Copy the entries below word for word, starting with the first line and ending after the line that contains "background-colors-label-8: Turquoise bbox=[1034, 704, 1150, 732]".

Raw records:
* begin *
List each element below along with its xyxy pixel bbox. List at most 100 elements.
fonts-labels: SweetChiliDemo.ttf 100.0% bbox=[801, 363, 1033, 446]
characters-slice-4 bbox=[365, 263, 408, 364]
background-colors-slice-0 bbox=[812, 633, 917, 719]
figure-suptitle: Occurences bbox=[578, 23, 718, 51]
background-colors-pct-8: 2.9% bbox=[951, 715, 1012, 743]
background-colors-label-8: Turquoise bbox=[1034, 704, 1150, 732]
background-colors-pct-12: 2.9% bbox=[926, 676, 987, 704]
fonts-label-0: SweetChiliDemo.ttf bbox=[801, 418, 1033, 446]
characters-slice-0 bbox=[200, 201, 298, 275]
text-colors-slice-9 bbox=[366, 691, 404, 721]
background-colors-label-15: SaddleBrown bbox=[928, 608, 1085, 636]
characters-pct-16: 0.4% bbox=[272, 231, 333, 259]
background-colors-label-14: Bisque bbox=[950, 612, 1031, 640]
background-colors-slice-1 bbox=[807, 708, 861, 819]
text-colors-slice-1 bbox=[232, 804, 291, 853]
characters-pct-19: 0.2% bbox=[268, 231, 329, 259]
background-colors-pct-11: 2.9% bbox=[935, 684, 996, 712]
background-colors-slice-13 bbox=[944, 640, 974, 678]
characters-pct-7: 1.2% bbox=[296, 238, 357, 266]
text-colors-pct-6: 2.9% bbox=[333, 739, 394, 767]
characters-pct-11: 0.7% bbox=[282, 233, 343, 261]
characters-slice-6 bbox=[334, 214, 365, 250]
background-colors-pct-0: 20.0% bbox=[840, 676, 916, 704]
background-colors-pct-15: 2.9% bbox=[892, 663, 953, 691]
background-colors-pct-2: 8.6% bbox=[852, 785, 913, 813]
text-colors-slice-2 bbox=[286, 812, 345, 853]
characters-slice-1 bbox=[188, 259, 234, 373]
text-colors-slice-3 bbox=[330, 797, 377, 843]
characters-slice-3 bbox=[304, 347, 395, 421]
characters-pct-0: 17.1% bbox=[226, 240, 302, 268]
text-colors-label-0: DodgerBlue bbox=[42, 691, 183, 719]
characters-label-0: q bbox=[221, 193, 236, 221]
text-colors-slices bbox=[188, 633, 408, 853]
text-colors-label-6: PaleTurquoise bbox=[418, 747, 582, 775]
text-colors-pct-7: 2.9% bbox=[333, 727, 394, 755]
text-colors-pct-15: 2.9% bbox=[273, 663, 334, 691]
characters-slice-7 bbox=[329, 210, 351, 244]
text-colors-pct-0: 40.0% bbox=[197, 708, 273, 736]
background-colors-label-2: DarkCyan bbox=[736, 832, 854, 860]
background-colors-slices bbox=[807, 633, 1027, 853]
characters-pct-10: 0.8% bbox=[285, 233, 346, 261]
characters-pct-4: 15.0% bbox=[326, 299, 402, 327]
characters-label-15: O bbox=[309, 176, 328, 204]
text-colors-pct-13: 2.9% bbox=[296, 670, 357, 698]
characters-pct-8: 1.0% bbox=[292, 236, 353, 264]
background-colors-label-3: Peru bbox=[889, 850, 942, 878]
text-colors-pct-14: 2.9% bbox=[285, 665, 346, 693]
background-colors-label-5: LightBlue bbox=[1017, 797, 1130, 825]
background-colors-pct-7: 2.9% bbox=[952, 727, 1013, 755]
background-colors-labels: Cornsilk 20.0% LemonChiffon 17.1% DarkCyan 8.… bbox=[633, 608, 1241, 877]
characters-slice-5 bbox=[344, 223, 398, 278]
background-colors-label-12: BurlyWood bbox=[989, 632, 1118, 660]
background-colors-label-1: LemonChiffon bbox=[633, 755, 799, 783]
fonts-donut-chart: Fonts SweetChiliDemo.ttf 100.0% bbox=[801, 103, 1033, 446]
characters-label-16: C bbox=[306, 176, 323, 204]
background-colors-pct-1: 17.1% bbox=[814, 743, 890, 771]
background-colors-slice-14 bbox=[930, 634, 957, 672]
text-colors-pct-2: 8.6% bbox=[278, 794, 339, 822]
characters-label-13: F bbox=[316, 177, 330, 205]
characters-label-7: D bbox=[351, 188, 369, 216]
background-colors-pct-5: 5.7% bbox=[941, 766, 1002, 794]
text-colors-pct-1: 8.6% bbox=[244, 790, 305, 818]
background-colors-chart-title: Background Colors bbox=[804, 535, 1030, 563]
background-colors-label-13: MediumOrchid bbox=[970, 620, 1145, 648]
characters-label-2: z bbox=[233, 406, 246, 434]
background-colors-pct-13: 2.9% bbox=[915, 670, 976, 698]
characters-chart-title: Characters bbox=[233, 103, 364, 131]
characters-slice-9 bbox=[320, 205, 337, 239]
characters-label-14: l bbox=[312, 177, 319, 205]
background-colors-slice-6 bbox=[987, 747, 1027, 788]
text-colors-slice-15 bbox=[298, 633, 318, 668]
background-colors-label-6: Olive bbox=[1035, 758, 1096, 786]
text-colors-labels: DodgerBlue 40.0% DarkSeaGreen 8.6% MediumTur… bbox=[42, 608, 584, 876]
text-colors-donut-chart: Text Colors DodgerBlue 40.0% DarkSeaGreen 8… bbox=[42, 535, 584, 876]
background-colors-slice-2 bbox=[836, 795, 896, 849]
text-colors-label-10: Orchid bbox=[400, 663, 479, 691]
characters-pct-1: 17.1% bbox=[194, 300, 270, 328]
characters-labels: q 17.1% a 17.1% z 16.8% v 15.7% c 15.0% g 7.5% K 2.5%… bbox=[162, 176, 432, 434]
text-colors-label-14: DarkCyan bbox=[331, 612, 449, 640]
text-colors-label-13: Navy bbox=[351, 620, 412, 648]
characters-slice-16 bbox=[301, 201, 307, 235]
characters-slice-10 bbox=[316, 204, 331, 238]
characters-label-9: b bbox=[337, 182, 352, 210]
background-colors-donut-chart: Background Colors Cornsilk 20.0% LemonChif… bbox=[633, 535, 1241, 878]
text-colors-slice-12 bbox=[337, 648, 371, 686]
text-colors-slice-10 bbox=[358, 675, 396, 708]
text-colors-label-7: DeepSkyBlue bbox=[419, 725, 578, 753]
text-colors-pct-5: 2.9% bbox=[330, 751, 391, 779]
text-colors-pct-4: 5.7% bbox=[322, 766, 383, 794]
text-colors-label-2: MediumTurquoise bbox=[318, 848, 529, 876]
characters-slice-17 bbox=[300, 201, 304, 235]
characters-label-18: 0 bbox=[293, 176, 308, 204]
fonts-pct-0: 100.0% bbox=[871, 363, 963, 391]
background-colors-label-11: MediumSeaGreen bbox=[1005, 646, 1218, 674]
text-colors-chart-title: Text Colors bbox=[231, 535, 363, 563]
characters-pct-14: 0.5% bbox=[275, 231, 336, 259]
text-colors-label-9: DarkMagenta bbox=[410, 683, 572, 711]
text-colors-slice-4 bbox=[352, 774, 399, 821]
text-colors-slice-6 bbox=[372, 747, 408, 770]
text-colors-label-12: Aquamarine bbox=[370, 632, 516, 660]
* end *
*Exercise response:*
List each element below along with its xyxy pixel bbox. List at most 100 elements.
fonts-labels: SweetChiliDemo.ttf 100.0% bbox=[801, 363, 1033, 446]
characters-slice-4 bbox=[365, 263, 408, 364]
background-colors-slice-0 bbox=[812, 633, 917, 719]
figure-suptitle: Occurences bbox=[578, 23, 718, 51]
background-colors-pct-8: 2.9% bbox=[951, 715, 1012, 743]
background-colors-label-8: Turquoise bbox=[1034, 704, 1150, 732]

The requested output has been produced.